Nothing may be dropped or altered: reproduce all the data.
─── Material supplied
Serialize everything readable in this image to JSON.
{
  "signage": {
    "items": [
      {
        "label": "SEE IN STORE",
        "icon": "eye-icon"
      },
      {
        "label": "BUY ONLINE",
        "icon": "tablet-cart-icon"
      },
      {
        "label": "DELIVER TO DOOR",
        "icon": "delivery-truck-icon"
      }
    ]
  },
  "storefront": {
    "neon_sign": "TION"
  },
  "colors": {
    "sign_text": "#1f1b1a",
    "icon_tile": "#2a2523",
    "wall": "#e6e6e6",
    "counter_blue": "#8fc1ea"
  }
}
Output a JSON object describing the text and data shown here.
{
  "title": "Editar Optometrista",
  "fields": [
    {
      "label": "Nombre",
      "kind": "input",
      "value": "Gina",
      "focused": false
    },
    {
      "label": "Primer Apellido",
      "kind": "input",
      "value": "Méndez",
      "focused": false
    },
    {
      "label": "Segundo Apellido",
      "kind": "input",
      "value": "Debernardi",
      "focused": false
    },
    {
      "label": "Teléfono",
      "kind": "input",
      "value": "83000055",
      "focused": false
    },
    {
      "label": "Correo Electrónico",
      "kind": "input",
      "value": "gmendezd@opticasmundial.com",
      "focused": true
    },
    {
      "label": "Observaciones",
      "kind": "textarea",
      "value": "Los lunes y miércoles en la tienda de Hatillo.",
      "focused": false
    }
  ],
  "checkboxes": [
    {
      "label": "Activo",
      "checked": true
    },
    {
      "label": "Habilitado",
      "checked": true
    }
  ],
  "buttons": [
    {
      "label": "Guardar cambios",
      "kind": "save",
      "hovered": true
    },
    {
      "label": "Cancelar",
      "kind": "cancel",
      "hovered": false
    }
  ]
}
──────
-- Response --
Serialize everything readable in this image to JSON.
{
  "signage": {
    "items": [
      {
        "label": "SEE IN STORE",
        "icon": "eye-icon"
      },
      {
        "label": "BUY ONLINE",
        "icon": "tablet-cart-icon"
      },
      {
        "label": "DELIVER TO DOOR",
        "icon": "delivery-truck-icon"
      }
    ]
  },
  "storefront": {
    "neon_sign": "TION"
  },
  "colors": {
    "sign_text": "#1f1b1a",
    "icon_tile": "#2a2523",
    "wall": "#e6e6e6",
    "counter_blue": "#8fc1ea"
  }
}
Output a JSON object describing the text and data shown here.
{
  "title": "Editar Optometrista",
  "fields": [
    {
      "label": "Nombre",
      "kind": "input",
      "value": "Gina",
      "focused": false
    },
    {
      "label": "Primer Apellido",
      "kind": "input",
      "value": "Méndez",
      "focused": false
    },
    {
      "label": "Segundo Apellido",
      "kind": "input",
      "value": "Debernardi",
      "focused": false
    },
    {
      "label": "Teléfono",
      "kind": "input",
      "value": "83000055",
      "focused": false
    },
    {
      "label": "Correo Electrónico",
      "kind": "input",
      "value": "gmendezd@opticasmundial.com",
      "focused": true
    },
    {
      "label": "Observaciones",
      "kind": "textarea",
      "value": "Los lunes y miércoles en la tienda de Hatillo.",
      "focused": false
    }
  ],
  "checkboxes": [
    {
      "label": "Activo",
      "checked": true
    },
    {
      "label": "Habilitado",
      "checked": true
    }
  ],
  "buttons": [
    {
      "label": "Guardar cambios",
      "kind": "save",
      "hovered": true
    },
    {
      "label": "Cancelar",
      "kind": "cancel",
      "hovered": false
    }
  ]
}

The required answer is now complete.